Source data:
= = = = =

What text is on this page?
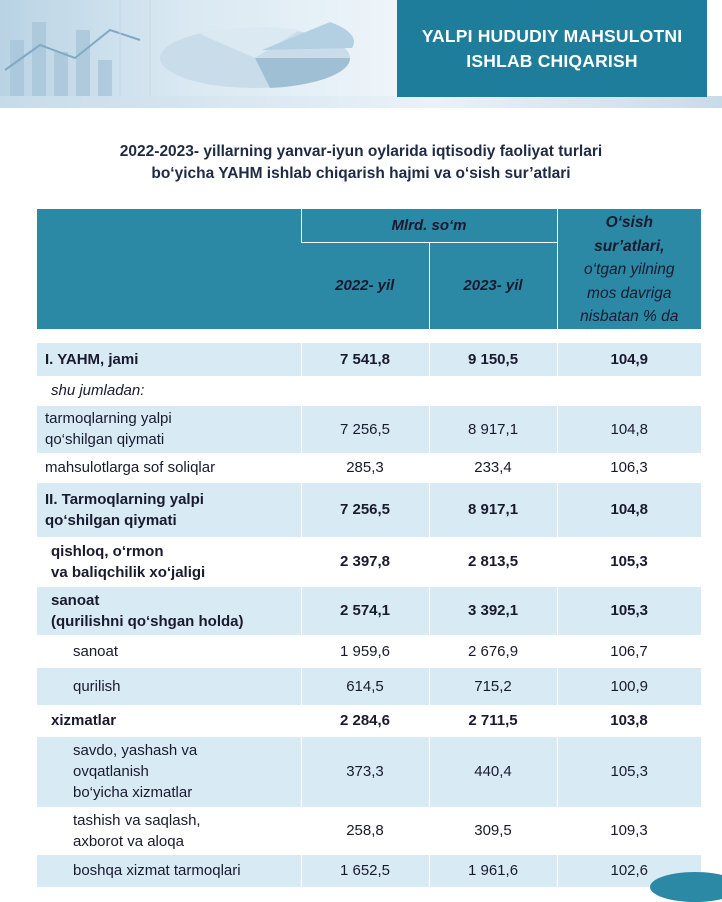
YALPI HUDUDIY MAHSULOTNI
ISHLAB CHIQARISH
2022-2023- yillarning yanvar-iyun oylarida iqtisodiy faoliyat turlari
bo‘yicha YAHM ishlab chiqarish hajmi va o‘sish sur’atlari
	Mlrd. so‘m		O‘sish
sur’atlari,
o‘tgan yilning
mos davriga
nisbatan % da

	2022- yil	2023- yil	

I. YAHM, jami	7 541,8	9 150,5	104,9
shu jumladan:			

tarmoqlarning yalpi
qo‘shilgan qiymati	7 256,5	8 917,1	104,8
mahsulotlarga sof soliqlar	285,3	233,4	106,3

II. Tarmoqlarning yalpi
qo‘shilgan qiymati	7 256,5	8 917,1	104,8

qishloq, o‘rmon
va baliqchilik xo‘jaligi	2 397,8	2 813,5	105,3

sanoat
(qurilishni qo‘shgan holda)	2 574,1	3 392,1	105,3
sanoat	1 959,6	2 676,9	106,7
qurilish	614,5	715,2	100,9
xizmatlar	2 284,6	2 711,5	103,8

savdo, yashash va
ovqatlanish
bo‘yicha xizmatlar	373,3	440,4	105,3

tashish va saqlash,
axborot va aloqa	258,8	309,5	109,3
boshqa xizmat tarmoqlari	1 652,5	1 961,6	102,6
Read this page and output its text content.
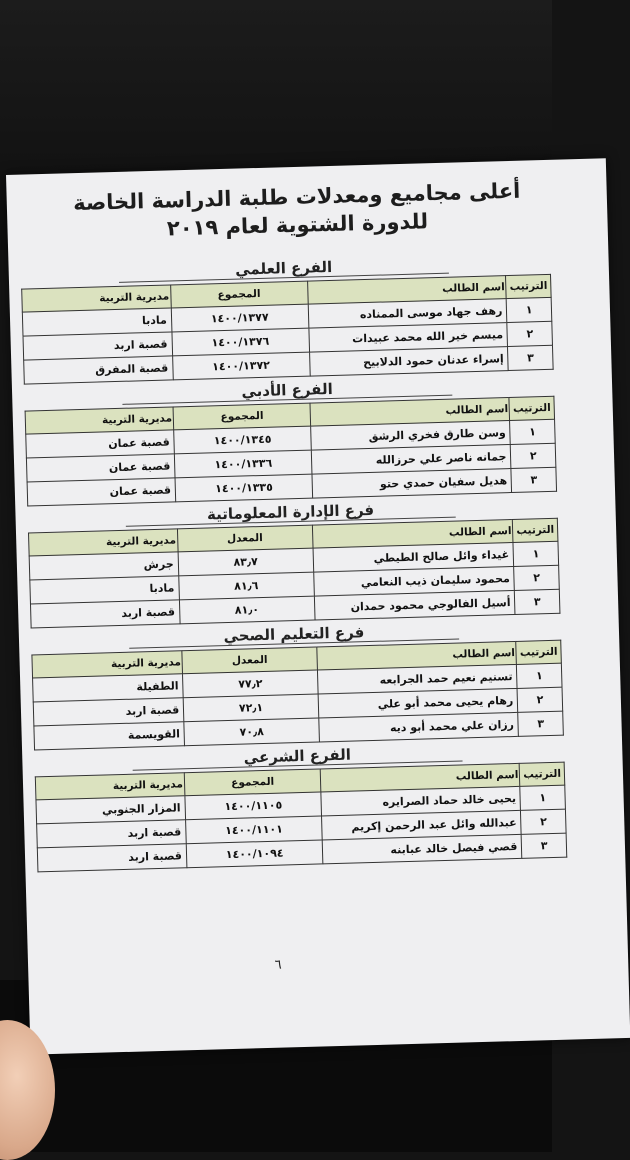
أعلى مجاميع ومعدلات طلبة الدراسة الخاصة
للدورة الشتوية لعام ٢٠١٩
الفرع العلمي
الترتيب	اسم الطالب	المجموع	مديرية التربية
١	رهف جهاد موسى الممناده	١٤٠٠/١٣٧٧	مادبا
٢	ميسم خير الله محمد عبيدات	١٤٠٠/١٣٧٦	قصبة اربد
٣	إسراء عدنان حمود الدلابيح	١٤٠٠/١٣٧٢	قصبة المفرق
الفرع الأدبي
الترتيب	اسم الطالب	المجموع	مديرية التربية
١	وسن طارق فخري الرشق	١٤٠٠/١٣٤٥	قصبة عمان
٢	جمانه ناصر علي حرزالله	١٤٠٠/١٣٣٦	قصبة عمان
٣	هديل سفيان حمدي حتو	١٤٠٠/١٣٣٥	قصبة عمان
فرع الإدارة المعلوماتية
الترتيب	اسم الطالب	المعدل	مديرية التربية
١	غيداء وائل صالح الطيطي	٨٣٫٧	جرش
٢	محمود سليمان ذيب النعامي	٨١٫٦	مادبا
٣	أسيل الفالوجي محمود حمدان	٨١٫٠	قصبة اربد
فرع التعليم الصحي
الترتيب	اسم الطالب	المعدل	مديرية التربية
١	تسنيم نعيم حمد الجرابعه	٧٧٫٢	الطفيلة
٢	رهام يحيى محمد أبو علي	٧٢٫١	قصبة اربد
٣	رزان علي محمد أبو ديه	٧٠٫٨	القويسمة
الفرع الشرعي
الترتيب	اسم الطالب	المجموع	مديرية التربية
١	يحيى خالد حماد الصرايره	١٤٠٠/١١٠٥	المزار الجنوبي
٢	عبدالله وائل عبد الرحمن إكريم	١٤٠٠/١١٠١	قصبة اربد
٣	قصي فيصل خالد عبابنه	١٤٠٠/١٠٩٤	قصبة اربد
٦
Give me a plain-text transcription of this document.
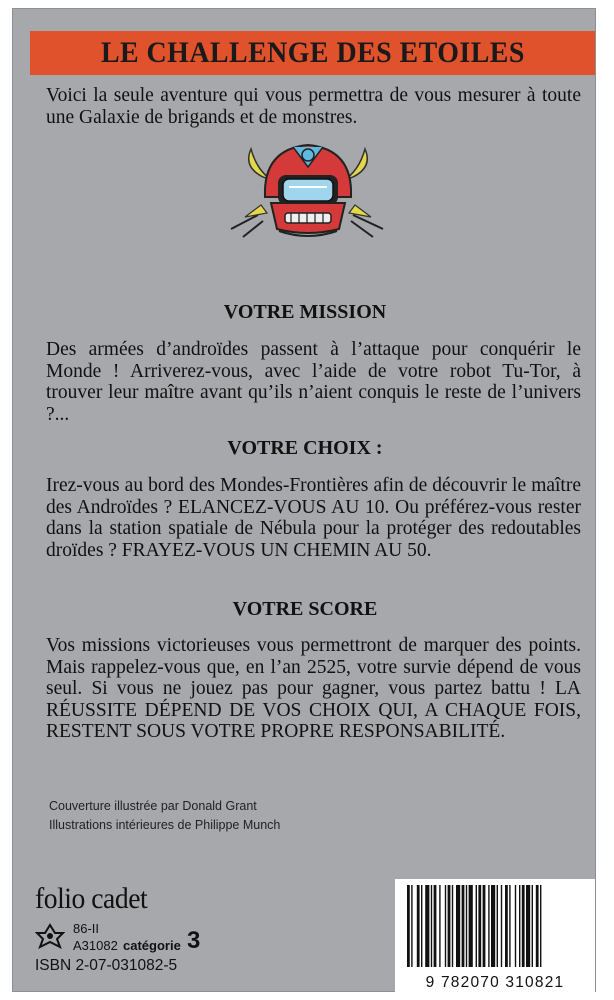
LE CHALLENGE DES ETOILES
Voici la seule aventure qui vous permettra de vous mesurer à toute une Galaxie de brigands et de monstres.
VOTRE MISSION
Des armées d’androïdes passent à l’attaque pour conquérir le Monde ! Arriverez-vous, avec l’aide de votre robot Tu-Tor, à trouver leur maître avant qu’ils n’aient conquis le reste de l’univers ?...
VOTRE CHOIX :
Irez-vous au bord des Mondes-Frontières afin de découvrir le maître des Androïdes ? ELANCEZ-VOUS AU 10. Ou préférez-vous rester dans la station spatiale de Nébula pour la protéger des redoutables droïdes ? FRAYEZ-VOUS UN CHEMIN AU 50.
VOTRE SCORE
Vos missions victorieuses vous permettront de marquer des points. Mais rappelez-vous que, en l’an 2525, votre survie dépend de vous seul. Si vous ne jouez pas pour gagner, vous partez battu ! LA RÉUSSITE DÉPEND DE VOS CHOIX QUI, A CHAQUE FOIS, RESTENT SOUS VOTRE PROPRE RESPONSABILITÉ.
Couverture illustrée par Donald Grant
Illustrations intérieures de Philippe Munch
folio cadet
86-II
A31082 catégorie 3
ISBN 2-07-031082-5
9 782070 310821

= = = = =

__To be done__: What is the number of lines containing "يحيى"? Give that number only.

__Answer to the task__: 2